══ TASK DATA ══
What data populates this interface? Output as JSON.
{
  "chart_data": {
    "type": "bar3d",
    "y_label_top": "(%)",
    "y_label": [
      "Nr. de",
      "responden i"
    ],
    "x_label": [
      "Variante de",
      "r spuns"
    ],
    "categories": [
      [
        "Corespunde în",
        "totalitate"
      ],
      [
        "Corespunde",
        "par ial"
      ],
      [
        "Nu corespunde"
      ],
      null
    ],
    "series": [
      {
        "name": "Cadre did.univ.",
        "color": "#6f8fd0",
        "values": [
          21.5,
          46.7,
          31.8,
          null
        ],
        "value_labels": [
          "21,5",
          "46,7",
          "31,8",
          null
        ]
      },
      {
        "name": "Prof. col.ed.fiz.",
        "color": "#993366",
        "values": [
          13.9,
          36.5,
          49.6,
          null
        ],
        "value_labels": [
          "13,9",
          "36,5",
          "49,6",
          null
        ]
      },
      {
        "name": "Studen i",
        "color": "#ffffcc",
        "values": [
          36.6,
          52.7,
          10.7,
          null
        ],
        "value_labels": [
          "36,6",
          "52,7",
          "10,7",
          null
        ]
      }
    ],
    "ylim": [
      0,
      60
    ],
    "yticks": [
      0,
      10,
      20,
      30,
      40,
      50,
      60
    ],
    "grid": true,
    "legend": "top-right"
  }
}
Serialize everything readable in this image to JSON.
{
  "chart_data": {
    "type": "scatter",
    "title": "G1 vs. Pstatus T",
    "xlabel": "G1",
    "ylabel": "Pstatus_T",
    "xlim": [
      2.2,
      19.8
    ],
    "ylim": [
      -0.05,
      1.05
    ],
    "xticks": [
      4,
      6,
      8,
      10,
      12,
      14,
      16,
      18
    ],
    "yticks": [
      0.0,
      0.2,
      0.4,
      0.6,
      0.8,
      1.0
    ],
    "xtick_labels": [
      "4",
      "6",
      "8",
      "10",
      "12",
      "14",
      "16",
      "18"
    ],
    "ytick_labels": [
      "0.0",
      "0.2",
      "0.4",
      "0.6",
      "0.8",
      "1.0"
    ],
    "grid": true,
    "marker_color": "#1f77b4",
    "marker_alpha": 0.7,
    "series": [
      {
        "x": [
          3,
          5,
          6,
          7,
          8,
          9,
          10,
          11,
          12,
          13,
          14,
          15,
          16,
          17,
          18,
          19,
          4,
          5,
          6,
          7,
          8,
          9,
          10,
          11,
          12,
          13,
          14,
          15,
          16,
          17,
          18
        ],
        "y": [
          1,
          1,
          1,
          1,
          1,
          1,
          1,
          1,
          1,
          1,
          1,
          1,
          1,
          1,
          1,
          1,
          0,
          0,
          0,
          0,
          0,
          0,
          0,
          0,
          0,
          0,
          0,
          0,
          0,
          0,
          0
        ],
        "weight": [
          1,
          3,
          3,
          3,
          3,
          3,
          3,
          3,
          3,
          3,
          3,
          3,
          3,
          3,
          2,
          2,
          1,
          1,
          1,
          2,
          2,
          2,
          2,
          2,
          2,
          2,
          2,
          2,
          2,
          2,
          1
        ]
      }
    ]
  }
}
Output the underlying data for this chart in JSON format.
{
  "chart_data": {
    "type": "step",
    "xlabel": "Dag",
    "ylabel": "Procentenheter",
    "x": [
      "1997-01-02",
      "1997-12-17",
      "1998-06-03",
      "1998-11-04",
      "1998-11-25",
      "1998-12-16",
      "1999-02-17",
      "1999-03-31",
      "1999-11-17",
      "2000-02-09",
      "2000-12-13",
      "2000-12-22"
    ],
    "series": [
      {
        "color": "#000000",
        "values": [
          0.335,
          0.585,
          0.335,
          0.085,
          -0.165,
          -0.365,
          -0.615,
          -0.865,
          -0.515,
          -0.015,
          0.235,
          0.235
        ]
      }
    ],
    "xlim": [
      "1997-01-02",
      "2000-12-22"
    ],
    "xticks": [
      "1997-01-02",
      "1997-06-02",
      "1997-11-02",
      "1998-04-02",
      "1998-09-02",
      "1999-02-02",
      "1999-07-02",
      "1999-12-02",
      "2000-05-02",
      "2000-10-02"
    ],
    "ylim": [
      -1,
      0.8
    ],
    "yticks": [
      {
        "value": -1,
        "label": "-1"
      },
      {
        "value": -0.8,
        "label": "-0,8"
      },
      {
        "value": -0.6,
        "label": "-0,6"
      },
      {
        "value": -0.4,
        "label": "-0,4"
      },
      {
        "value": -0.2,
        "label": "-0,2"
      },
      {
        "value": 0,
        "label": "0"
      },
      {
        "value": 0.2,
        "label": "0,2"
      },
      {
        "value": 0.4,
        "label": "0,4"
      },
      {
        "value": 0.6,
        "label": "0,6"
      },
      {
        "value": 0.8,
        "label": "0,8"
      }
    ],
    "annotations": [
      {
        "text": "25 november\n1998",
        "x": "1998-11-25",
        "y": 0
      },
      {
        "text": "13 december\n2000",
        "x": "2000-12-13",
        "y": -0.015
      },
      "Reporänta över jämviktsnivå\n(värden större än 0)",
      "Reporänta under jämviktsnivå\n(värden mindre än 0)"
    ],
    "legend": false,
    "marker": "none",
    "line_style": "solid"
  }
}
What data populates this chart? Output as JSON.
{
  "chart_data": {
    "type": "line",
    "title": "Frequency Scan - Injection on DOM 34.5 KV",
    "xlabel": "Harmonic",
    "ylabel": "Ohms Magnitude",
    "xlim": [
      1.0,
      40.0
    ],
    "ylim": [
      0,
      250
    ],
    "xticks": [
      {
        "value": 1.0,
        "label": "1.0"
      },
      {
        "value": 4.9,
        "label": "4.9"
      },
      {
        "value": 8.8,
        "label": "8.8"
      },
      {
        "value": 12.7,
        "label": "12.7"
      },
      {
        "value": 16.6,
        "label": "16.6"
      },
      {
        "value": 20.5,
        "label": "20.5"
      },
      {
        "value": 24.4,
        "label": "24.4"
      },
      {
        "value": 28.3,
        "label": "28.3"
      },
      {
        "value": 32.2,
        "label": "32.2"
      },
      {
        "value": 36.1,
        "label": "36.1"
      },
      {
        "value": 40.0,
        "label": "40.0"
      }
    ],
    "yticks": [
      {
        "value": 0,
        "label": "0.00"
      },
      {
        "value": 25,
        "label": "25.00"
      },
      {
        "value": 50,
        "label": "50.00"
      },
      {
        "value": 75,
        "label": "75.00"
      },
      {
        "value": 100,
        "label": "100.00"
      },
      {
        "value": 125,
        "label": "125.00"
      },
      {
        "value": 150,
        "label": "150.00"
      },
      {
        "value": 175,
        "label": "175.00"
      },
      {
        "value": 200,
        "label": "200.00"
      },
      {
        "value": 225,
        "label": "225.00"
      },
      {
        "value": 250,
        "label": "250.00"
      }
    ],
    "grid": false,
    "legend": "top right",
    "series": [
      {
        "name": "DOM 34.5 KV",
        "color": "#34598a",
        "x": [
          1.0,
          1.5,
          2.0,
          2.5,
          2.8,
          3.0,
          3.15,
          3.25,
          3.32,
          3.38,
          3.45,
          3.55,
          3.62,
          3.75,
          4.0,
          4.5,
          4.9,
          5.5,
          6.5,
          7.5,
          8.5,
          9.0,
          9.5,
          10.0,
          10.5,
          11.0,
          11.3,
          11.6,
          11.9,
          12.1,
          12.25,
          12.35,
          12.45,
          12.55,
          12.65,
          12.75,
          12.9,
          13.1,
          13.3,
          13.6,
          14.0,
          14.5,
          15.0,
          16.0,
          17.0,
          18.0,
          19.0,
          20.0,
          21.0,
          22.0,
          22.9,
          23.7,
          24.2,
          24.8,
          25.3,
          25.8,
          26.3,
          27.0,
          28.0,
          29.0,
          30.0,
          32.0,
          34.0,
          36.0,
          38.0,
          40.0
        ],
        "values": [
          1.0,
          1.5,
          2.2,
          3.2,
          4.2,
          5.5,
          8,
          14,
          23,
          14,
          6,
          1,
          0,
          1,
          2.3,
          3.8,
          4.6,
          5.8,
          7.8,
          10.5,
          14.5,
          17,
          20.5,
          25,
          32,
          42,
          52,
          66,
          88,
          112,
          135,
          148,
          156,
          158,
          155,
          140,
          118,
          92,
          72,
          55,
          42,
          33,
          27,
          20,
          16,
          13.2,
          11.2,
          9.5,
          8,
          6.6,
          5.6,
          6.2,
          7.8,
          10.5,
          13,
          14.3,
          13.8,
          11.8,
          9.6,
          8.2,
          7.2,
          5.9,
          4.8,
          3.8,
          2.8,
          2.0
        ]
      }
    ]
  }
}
═══
DIRECTIONS: Show all lines from the records above where the word "Reporänta" occurs.

REPLY TO THE EXERCISE:
      "Reporänta över jämviktsnivå\n(värden större än 0)",
      "Reporänta under jämviktsnivå\n(värden mindre än 0)"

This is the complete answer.